Task details - Copy all lines that contain the word "JSON".

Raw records
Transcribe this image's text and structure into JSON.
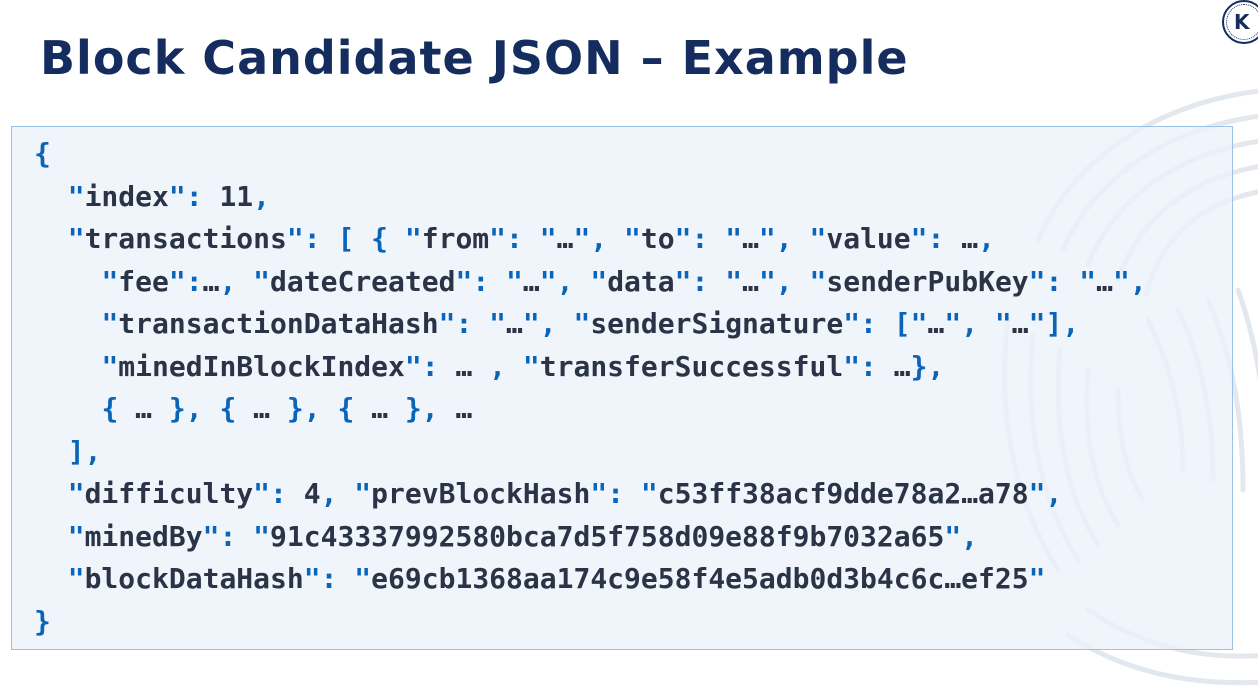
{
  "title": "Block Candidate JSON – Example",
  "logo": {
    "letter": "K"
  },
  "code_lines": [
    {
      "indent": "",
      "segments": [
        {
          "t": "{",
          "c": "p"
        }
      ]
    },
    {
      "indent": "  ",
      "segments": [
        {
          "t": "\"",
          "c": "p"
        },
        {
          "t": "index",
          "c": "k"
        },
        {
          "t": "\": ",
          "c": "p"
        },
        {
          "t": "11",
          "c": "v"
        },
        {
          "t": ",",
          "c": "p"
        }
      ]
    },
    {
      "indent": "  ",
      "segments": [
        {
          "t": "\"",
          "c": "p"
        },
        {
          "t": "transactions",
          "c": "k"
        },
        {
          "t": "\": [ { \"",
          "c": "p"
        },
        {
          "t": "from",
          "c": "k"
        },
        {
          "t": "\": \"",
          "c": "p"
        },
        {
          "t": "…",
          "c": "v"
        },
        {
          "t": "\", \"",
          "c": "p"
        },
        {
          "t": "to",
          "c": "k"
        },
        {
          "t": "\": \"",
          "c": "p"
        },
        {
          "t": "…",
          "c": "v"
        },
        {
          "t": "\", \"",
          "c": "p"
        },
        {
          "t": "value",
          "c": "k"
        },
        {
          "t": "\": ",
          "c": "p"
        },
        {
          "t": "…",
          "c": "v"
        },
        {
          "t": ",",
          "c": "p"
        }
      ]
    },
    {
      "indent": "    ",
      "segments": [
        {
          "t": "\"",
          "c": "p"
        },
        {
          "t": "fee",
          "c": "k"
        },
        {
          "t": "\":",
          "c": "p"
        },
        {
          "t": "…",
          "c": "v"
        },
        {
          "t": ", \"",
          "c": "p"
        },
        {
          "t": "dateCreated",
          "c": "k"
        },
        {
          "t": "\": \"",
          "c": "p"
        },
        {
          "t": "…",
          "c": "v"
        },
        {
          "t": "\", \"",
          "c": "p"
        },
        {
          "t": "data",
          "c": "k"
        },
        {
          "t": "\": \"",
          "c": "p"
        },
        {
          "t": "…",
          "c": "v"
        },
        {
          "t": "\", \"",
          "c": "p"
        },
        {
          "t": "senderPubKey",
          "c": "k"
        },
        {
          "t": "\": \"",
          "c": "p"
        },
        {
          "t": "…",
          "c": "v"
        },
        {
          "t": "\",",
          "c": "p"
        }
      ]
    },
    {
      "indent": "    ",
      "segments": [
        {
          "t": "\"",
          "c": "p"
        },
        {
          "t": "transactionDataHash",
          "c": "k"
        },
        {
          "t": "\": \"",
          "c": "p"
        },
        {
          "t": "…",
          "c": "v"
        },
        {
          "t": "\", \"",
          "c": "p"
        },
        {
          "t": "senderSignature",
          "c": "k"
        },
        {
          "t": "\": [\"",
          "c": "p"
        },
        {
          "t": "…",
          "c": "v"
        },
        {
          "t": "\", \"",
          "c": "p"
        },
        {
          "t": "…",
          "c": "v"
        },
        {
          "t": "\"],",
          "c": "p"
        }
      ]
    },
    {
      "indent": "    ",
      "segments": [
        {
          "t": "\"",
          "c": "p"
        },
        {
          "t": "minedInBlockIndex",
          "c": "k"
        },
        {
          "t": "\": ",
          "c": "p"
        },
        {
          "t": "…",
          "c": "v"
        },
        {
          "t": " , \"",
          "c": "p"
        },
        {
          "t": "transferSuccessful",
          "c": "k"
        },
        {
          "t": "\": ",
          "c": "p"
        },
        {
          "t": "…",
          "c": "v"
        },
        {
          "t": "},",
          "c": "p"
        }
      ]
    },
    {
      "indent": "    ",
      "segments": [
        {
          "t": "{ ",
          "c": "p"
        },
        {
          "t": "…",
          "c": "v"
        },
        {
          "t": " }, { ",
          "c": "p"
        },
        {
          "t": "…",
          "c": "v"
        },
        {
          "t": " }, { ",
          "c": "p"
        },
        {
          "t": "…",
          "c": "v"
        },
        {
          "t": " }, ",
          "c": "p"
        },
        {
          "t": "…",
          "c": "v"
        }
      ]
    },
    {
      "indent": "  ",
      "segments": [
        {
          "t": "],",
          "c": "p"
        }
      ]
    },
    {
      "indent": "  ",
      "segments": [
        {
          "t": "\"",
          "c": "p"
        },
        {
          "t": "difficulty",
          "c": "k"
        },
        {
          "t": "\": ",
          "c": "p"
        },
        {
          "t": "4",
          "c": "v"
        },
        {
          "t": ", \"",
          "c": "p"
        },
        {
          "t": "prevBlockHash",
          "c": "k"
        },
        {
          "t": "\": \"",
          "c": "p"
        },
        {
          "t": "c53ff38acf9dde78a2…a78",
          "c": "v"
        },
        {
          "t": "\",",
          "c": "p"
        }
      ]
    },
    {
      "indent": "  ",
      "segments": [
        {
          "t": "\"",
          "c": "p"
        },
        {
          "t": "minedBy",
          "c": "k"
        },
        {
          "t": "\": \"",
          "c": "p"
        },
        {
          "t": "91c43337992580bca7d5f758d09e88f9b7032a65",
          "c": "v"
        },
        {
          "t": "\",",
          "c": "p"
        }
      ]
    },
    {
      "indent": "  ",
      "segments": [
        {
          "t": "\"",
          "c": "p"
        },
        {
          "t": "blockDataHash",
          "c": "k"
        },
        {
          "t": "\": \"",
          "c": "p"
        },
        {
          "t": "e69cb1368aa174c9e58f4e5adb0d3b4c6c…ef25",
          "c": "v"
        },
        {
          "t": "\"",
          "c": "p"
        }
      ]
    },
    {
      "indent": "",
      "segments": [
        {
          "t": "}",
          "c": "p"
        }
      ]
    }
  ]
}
...
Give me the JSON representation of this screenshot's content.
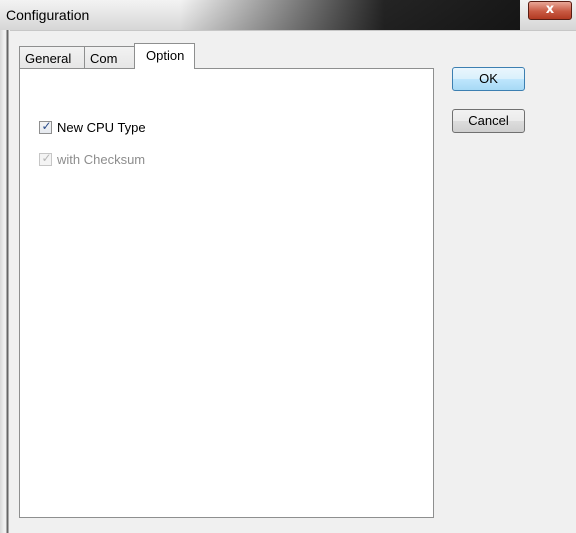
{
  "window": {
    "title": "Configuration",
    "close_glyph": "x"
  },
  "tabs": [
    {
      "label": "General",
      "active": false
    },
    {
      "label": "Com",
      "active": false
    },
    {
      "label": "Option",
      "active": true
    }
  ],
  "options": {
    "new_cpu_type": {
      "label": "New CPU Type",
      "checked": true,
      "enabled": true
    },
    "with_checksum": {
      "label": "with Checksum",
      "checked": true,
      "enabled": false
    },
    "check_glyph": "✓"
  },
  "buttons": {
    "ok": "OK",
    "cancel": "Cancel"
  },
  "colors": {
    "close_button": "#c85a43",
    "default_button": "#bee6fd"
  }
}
---
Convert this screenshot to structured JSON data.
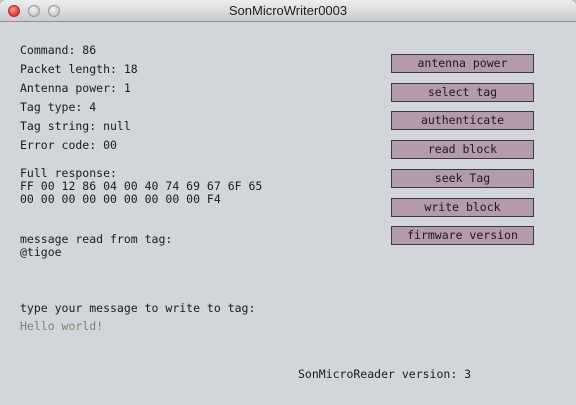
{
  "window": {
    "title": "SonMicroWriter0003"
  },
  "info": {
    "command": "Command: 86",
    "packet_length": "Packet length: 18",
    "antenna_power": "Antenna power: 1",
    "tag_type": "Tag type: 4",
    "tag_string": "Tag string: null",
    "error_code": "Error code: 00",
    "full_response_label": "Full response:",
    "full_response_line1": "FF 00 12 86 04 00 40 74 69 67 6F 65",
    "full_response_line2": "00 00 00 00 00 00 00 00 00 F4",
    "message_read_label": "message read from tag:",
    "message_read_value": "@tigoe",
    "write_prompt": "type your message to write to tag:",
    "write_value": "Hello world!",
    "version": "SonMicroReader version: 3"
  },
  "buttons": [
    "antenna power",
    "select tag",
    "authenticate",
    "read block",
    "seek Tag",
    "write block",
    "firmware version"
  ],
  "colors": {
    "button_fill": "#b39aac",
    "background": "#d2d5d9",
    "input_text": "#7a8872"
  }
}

Written reply -
Transcribe this image's text and structure into JSON.
  "title": "Block Candidate JSON – Example",
Give me the JSON representation of this screenshot's content.
Convert this screenshot to structured JSON data.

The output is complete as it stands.